**TASK DETAILS:**
In the data below, find each line containing the string "title" and return it.
--- begin ---
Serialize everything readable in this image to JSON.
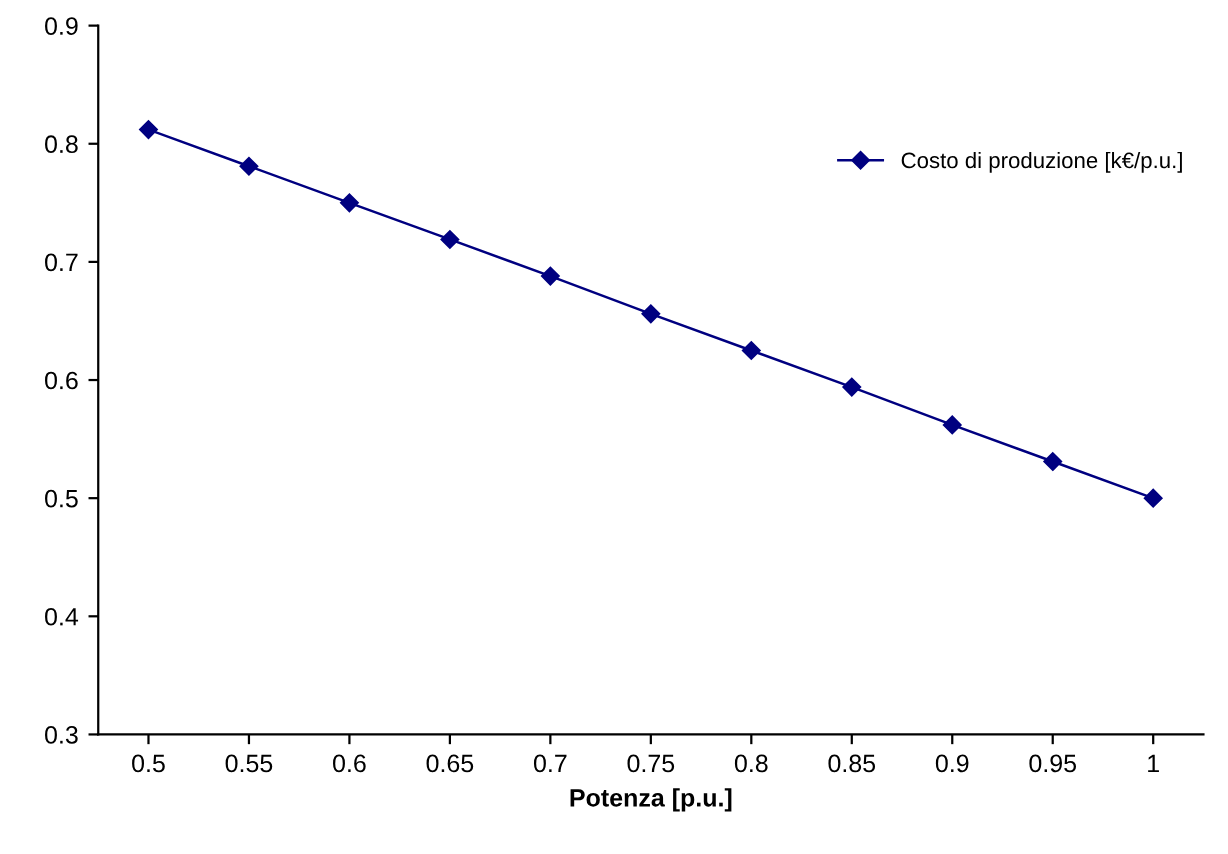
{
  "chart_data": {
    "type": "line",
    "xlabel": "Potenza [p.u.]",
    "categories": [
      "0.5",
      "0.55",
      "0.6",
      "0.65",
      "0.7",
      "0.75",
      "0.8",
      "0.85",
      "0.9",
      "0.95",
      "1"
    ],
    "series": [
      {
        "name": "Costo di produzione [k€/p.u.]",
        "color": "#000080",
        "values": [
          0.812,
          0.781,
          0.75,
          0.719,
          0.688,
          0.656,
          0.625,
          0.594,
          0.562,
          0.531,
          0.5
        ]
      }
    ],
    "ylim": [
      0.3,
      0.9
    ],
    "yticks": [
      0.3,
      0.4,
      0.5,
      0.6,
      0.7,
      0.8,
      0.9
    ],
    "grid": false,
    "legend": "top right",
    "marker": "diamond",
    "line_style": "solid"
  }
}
--- end ---
--- begin ---
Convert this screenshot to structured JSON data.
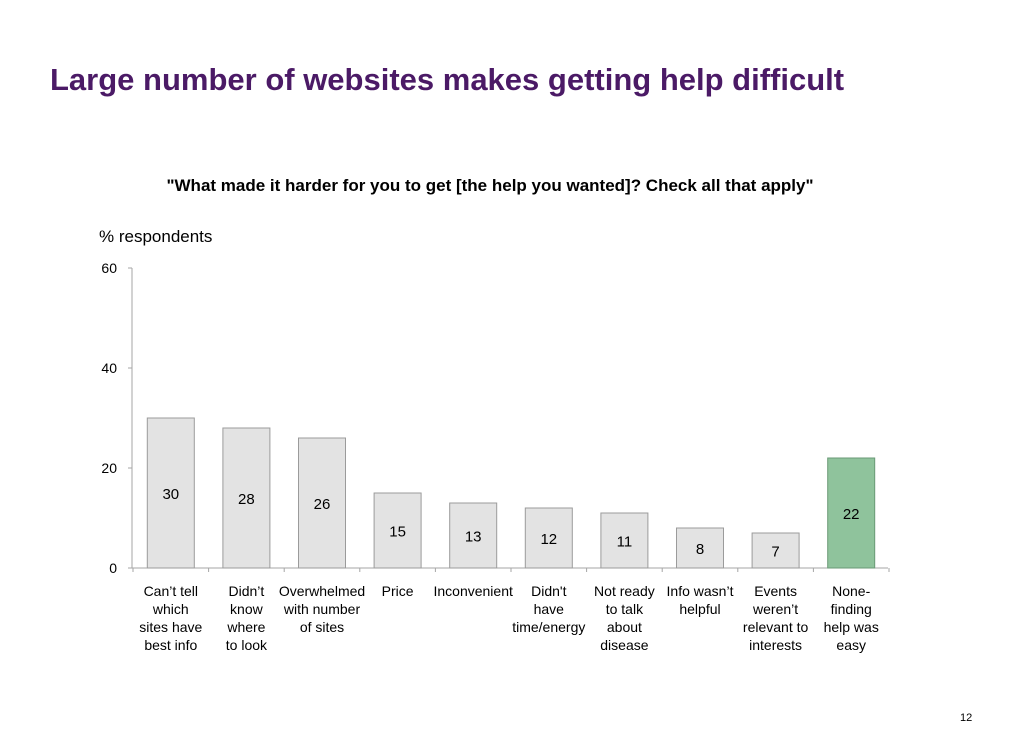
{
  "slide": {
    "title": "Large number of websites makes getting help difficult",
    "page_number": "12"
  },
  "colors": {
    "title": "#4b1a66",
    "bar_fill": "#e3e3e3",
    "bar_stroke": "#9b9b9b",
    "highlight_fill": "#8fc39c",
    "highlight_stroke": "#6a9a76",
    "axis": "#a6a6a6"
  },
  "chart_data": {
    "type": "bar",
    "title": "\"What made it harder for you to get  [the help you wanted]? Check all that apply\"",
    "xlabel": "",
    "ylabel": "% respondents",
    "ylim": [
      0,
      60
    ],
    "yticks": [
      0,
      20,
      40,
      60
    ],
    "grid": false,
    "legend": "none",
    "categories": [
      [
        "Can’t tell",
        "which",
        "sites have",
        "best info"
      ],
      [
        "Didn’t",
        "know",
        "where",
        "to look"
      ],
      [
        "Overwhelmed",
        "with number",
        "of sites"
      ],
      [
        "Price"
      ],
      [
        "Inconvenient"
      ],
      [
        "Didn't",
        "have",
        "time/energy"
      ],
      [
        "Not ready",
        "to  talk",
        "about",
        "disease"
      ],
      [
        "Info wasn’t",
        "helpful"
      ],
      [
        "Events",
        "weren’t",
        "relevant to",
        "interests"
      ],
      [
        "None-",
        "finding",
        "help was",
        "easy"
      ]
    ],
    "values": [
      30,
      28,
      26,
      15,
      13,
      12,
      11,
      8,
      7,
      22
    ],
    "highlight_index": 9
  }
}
--- end ---
**REPLY:**
    "title": "Large number of websites makes getting help difficult",
    "title": "#4b1a66",
    "title": "\"What made it harder for you to get  [the help you wanted]? Check all that apply\"",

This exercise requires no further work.